> [Collected data entries]:
-------------------------
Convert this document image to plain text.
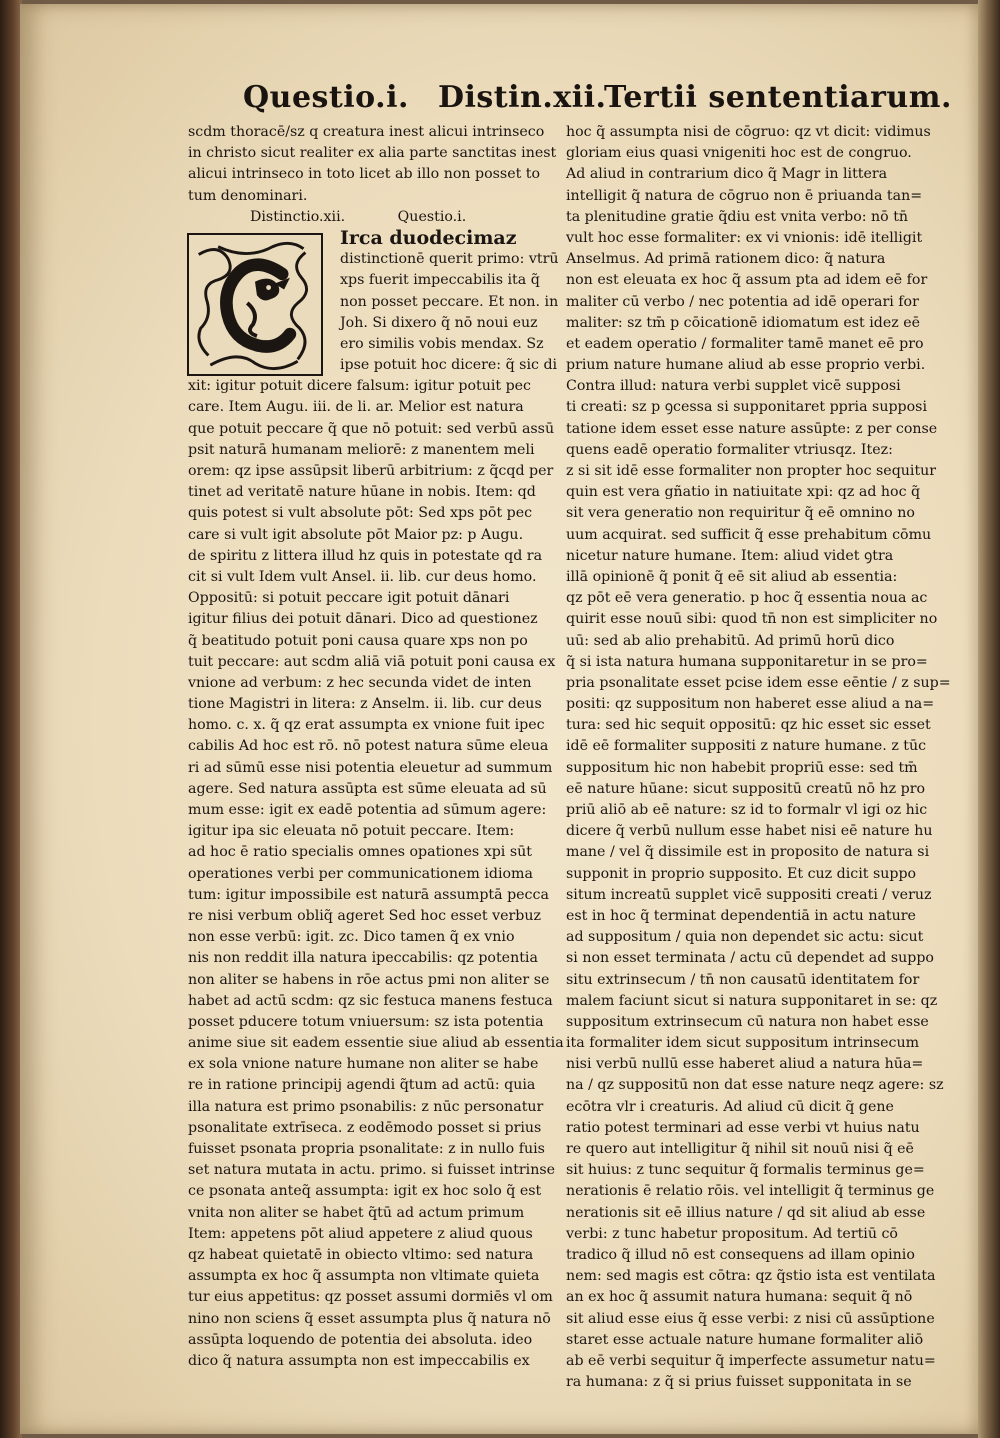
Questio.i. Distin.xii.
Tertii sententiarum.
scdm thoracē/sz q creatura inest alicui intrinseco
in christo sicut realiter ex alia parte sanctitas inest
alicui intrinseco in toto licet ab illo non posset to
tum denominari.
Distinctio.xii.	Questio.i.
Irca duodecimaz
distinctionē querit primo: vtrū
xps fuerit impeccabilis ita q̃
non posset peccare. Et non. in
Joh. Si dixero q̃ nō noui euz
ero similis vobis mendax. Sz
ipse potuit hoc dicere: q̃ sic di
xit: igitur potuit dicere falsum: igitur potuit pec
care. Item Augu. iii. de li. ar. Melior est natura
que potuit peccare q̃ que nō potuit: sed verbū assū
psit naturā humanam meliorē: z manentem meli
orem: qz ipse assūpsit liberū arbitrium: z q̃cqd per
tinet ad veritatē nature hūane in nobis. Item: qd
quis potest si vult absolute pōt: Sed xps pōt pec
care si vult igit absolute pōt Maior pz: p Augu.
de spiritu z littera illud hz quis in potestate qd ra
cit si vult Idem vult Ansel. ii. lib. cur deus homo.
Oppositū: si potuit peccare igit potuit dānari
igitur filius dei potuit dānari. Dico ad questionez
q̃ beatitudo potuit poni causa quare xps non po
tuit peccare: aut scdm aliā viā potuit poni causa ex
vnione ad verbum: z hec secunda videt de inten
tione Magistri in litera: z Anselm. ii. lib. cur deus
homo. c. x. q̃ qz erat assumpta ex vnione fuit ipec
cabilis Ad hoc est rō. nō potest natura sūme eleua
ri ad sūmū esse nisi potentia eleuetur ad summum
agere. Sed natura assūpta est sūme eleuata ad sū
mum esse: igit ex eadē potentia ad sūmum agere:
igitur ipa sic eleuata nō potuit peccare. Item:
ad hoc ē ratio specialis omnes opationes xpi sūt
operationes verbi per communicationem idioma
tum: igitur impossibile est naturā assumptā pecca
re nisi verbum obliq̃ ageret Sed hoc esset verbuz
non esse verbū: igit. zc. Dico tamen q̃ ex vnio
nis non reddit illa natura ipeccabilis: qz potentia
non aliter se habens in rōe actus pmi non aliter se
habet ad actū scdm: qz sic festuca manens festuca
posset pducere totum vniuersum: sz ista potentia
anime siue sit eadem essentie siue aliud ab essentia
ex sola vnione nature humane non aliter se habe
re in ratione principij agendi q̃tum ad actū: quia
illa natura est primo psonabilis: z nūc personatur
psonalitate extrīseca. z eodēmodo posset si prius
fuisset psonata propria psonalitate: z in nullo fuis
set natura mutata in actu. primo. si fuisset intrinse
ce psonata anteq̃ assumpta: igit ex hoc solo q̃ est
vnita non aliter se habet q̃tū ad actum primum
Item: appetens pōt aliud appetere z aliud quous
qz habeat quietatē in obiecto vltimo: sed natura
assumpta ex hoc q̃ assumpta non vltimate quieta
tur eius appetitus: qz posset assumi dormiēs vl om
nino non sciens q̃ esset assumpta plus q̃ natura nō
assūpta loquendo de potentia dei absoluta. ideo
dico q̃ natura assumpta non est impeccabilis ex
hoc q̃ assumpta nisi de cōgruo: qz vt dicit: vidimus
gloriam eius quasi vnigeniti hoc est de congruo.
Ad aliud in contrarium dico q̃ Magr in littera
intelligit q̃ natura de cōgruo non ē priuanda tan=
ta plenitudine gratie q̃diu est vnita verbo: nō tn̄
vult hoc esse formaliter: ex vi vnionis: idē itelligit
Anselmus. Ad primā rationem dico: q̃ natura
non est eleuata ex hoc q̃ assum pta ad idem eē for
maliter cū verbo / nec potentia ad idē operari for
maliter: sz tm̄ p cōicationē idiomatum est idez eē
et eadem operatio / formaliter tamē manet eē pro
prium nature humane aliud ab esse proprio verbi.
Contra illud: natura verbi supplet vicē supposi
ti creati: sz p ꝯcessa si supponitaret ppria supposi
tatione idem esset esse nature assūpte: z per conse
quens eadē operatio formaliter vtriusqz. Itez:
z si sit idē esse formaliter non propter hoc sequitur
quin est vera gñatio in natiuitate xpi: qz ad hoc q̃
sit vera generatio non requiritur q̃ eē omnino no
uum acquirat. sed sufficit q̃ esse prehabitum cōmu
nicetur nature humane. Item: aliud videt ꝯtra
illā opinionē q̃ ponit q̃ eē sit aliud ab essentia:
qz pōt eē vera generatio. p hoc q̃ essentia noua ac
quirit esse nouū sibi: quod tn̄ non est simpliciter no
uū: sed ab alio prehabitū. Ad primū horū dico
q̃ si ista natura humana supponitaretur in se pro=
pria psonalitate esset pcise idem esse eēntie / z sup=
positi: qz suppositum non haberet esse aliud a na=
tura: sed hic sequit oppositū: qz hic esset sic esset
idē eē formaliter suppositi z nature humane. z tūc
suppositum hic non habebit propriū esse: sed tm̄
eē nature hūane: sicut suppositū creatū nō hz pro
priū aliō ab eē nature: sz id to formalr vl igi oz hic
dicere q̃ verbū nullum esse habet nisi eē nature hu
mane / vel q̃ dissimile est in proposito de natura si
supponit in proprio supposito. Et cuz dicit suppo
situm increatū supplet vicē suppositi creati / veruz
est in hoc q̃ terminat dependentiā in actu nature
ad suppositum / quia non dependet sic actu: sicut
si non esset terminata / actu cū dependet ad suppo
situ extrinsecum / tn̄ non causatū identitatem for
malem faciunt sicut si natura supponitaret in se: qz
suppositum extrinsecum cū natura non habet esse
ita formaliter idem sicut suppositum intrinsecum
nisi verbū nullū esse haberet aliud a natura hūa=
na / qz suppositū non dat esse nature neqz agere: sz
ecōtra vlr i creaturis. Ad aliud cū dicit q̃ gene
ratio potest terminari ad esse verbi vt huius natu
re quero aut intelligitur q̃ nihil sit nouū nisi q̃ eē
sit huius: z tunc sequitur q̃ formalis terminus ge=
nerationis ē relatio rōis. vel intelligit q̃ terminus ge
nerationis sit eē illius nature / qd sit aliud ab esse
verbi: z tunc habetur propositum. Ad tertiū cō
tradico q̃ illud nō est consequens ad illam opinio
nem: sed magis est cōtra: qz q̃stio ista est ventilata
an ex hoc q̃ assumit natura humana: sequit q̃ nō
sit aliud esse eius q̃ esse verbi: z nisi cū assūptione
staret esse actuale nature humane formaliter aliō
ab eē verbi sequitur q̃ imperfecte assumetur natu=
ra humana: z q̃ si prius fuisset supponitata in se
-------------------------
> [TASK OBJECTIVE]: Reproduce every line of the material precisely, omitting its pictures.

> [FULL RESPONSE]:
Convert this document image to plain text.
Questio.i. Distin.xii.
Tertii sententiarum.
scdm thoracē/sz q creatura inest alicui intrinseco
in christo sicut realiter ex alia parte sanctitas inest
alicui intrinseco in toto licet ab illo non posset to
tum denominari.
Distinctio.xii.	Questio.i.
Irca duodecimaz
distinctionē querit primo: vtrū
xps fuerit impeccabilis ita q̃
non posset peccare. Et non. in
Joh. Si dixero q̃ nō noui euz
ero similis vobis mendax. Sz
ipse potuit hoc dicere: q̃ sic di
xit: igitur potuit dicere falsum: igitur potuit pec
care. Item Augu. iii. de li. ar. Melior est natura
que potuit peccare q̃ que nō potuit: sed verbū assū
psit naturā humanam meliorē: z manentem meli
orem: qz ipse assūpsit liberū arbitrium: z q̃cqd per
tinet ad veritatē nature hūane in nobis. Item: qd
quis potest si vult absolute pōt: Sed xps pōt pec
care si vult igit absolute pōt Maior pz: p Augu.
de spiritu z littera illud hz quis in potestate qd ra
cit si vult Idem vult Ansel. ii. lib. cur deus homo.
Oppositū: si potuit peccare igit potuit dānari
igitur filius dei potuit dānari. Dico ad questionez
q̃ beatitudo potuit poni causa quare xps non po
tuit peccare: aut scdm aliā viā potuit poni causa ex
vnione ad verbum: z hec secunda videt de inten
tione Magistri in litera: z Anselm. ii. lib. cur deus
homo. c. x. q̃ qz erat assumpta ex vnione fuit ipec
cabilis Ad hoc est rō. nō potest natura sūme eleua
ri ad sūmū esse nisi potentia eleuetur ad summum
agere. Sed natura assūpta est sūme eleuata ad sū
mum esse: igit ex eadē potentia ad sūmum agere:
igitur ipa sic eleuata nō potuit peccare. Item:
ad hoc ē ratio specialis omnes opationes xpi sūt
operationes verbi per communicationem idioma
tum: igitur impossibile est naturā assumptā pecca
re nisi verbum obliq̃ ageret Sed hoc esset verbuz
non esse verbū: igit. zc. Dico tamen q̃ ex vnio
nis non reddit illa natura ipeccabilis: qz potentia
non aliter se habens in rōe actus pmi non aliter se
habet ad actū scdm: qz sic festuca manens festuca
posset pducere totum vniuersum: sz ista potentia
anime siue sit eadem essentie siue aliud ab essentia
ex sola vnione nature humane non aliter se habe
re in ratione principij agendi q̃tum ad actū: quia
illa natura est primo psonabilis: z nūc personatur
psonalitate extrīseca. z eodēmodo posset si prius
fuisset psonata propria psonalitate: z in nullo fuis
set natura mutata in actu. primo. si fuisset intrinse
ce psonata anteq̃ assumpta: igit ex hoc solo q̃ est
vnita non aliter se habet q̃tū ad actum primum
Item: appetens pōt aliud appetere z aliud quous
qz habeat quietatē in obiecto vltimo: sed natura
assumpta ex hoc q̃ assumpta non vltimate quieta
tur eius appetitus: qz posset assumi dormiēs vl om
nino non sciens q̃ esset assumpta plus q̃ natura nō
assūpta loquendo de potentia dei absoluta. ideo
dico q̃ natura assumpta non est impeccabilis ex
hoc q̃ assumpta nisi de cōgruo: qz vt dicit: vidimus
gloriam eius quasi vnigeniti hoc est de congruo.
Ad aliud in contrarium dico q̃ Magr in littera
intelligit q̃ natura de cōgruo non ē priuanda tan=
ta plenitudine gratie q̃diu est vnita verbo: nō tn̄
vult hoc esse formaliter: ex vi vnionis: idē itelligit
Anselmus. Ad primā rationem dico: q̃ natura
non est eleuata ex hoc q̃ assum pta ad idem eē for
maliter cū verbo / nec potentia ad idē operari for
maliter: sz tm̄ p cōicationē idiomatum est idez eē
et eadem operatio / formaliter tamē manet eē pro
prium nature humane aliud ab esse proprio verbi.
Contra illud: natura verbi supplet vicē supposi
ti creati: sz p ꝯcessa si supponitaret ppria supposi
tatione idem esset esse nature assūpte: z per conse
quens eadē operatio formaliter vtriusqz. Itez:
z si sit idē esse formaliter non propter hoc sequitur
quin est vera gñatio in natiuitate xpi: qz ad hoc q̃
sit vera generatio non requiritur q̃ eē omnino no
uum acquirat. sed sufficit q̃ esse prehabitum cōmu
nicetur nature humane. Item: aliud videt ꝯtra
illā opinionē q̃ ponit q̃ eē sit aliud ab essentia:
qz pōt eē vera generatio. p hoc q̃ essentia noua ac
quirit esse nouū sibi: quod tn̄ non est simpliciter no
uū: sed ab alio prehabitū. Ad primū horū dico
q̃ si ista natura humana supponitaretur in se pro=
pria psonalitate esset pcise idem esse eēntie / z sup=
positi: qz suppositum non haberet esse aliud a na=
tura: sed hic sequit oppositū: qz hic esset sic esset
idē eē formaliter suppositi z nature humane. z tūc
suppositum hic non habebit propriū esse: sed tm̄
eē nature hūane: sicut suppositū creatū nō hz pro
priū aliō ab eē nature: sz id to formalr vl igi oz hic
dicere q̃ verbū nullum esse habet nisi eē nature hu
mane / vel q̃ dissimile est in proposito de natura si
supponit in proprio supposito. Et cuz dicit suppo
situm increatū supplet vicē suppositi creati / veruz
est in hoc q̃ terminat dependentiā in actu nature
ad suppositum / quia non dependet sic actu: sicut
si non esset terminata / actu cū dependet ad suppo
situ extrinsecum / tn̄ non causatū identitatem for
malem faciunt sicut si natura supponitaret in se: qz
suppositum extrinsecum cū natura non habet esse
ita formaliter idem sicut suppositum intrinsecum
nisi verbū nullū esse haberet aliud a natura hūa=
na / qz suppositū non dat esse nature neqz agere: sz
ecōtra vlr i creaturis. Ad aliud cū dicit q̃ gene
ratio potest terminari ad esse verbi vt huius natu
re quero aut intelligitur q̃ nihil sit nouū nisi q̃ eē
sit huius: z tunc sequitur q̃ formalis terminus ge=
nerationis ē relatio rōis. vel intelligit q̃ terminus ge
nerationis sit eē illius nature / qd sit aliud ab esse
verbi: z tunc habetur propositum. Ad tertiū cō
tradico q̃ illud nō est consequens ad illam opinio
nem: sed magis est cōtra: qz q̃stio ista est ventilata
an ex hoc q̃ assumit natura humana: sequit q̃ nō
sit aliud esse eius q̃ esse verbi: z nisi cū assūptione
staret esse actuale nature humane formaliter aliō
ab eē verbi sequitur q̃ imperfecte assumetur natu=
ra humana: z q̃ si prius fuisset supponitata in se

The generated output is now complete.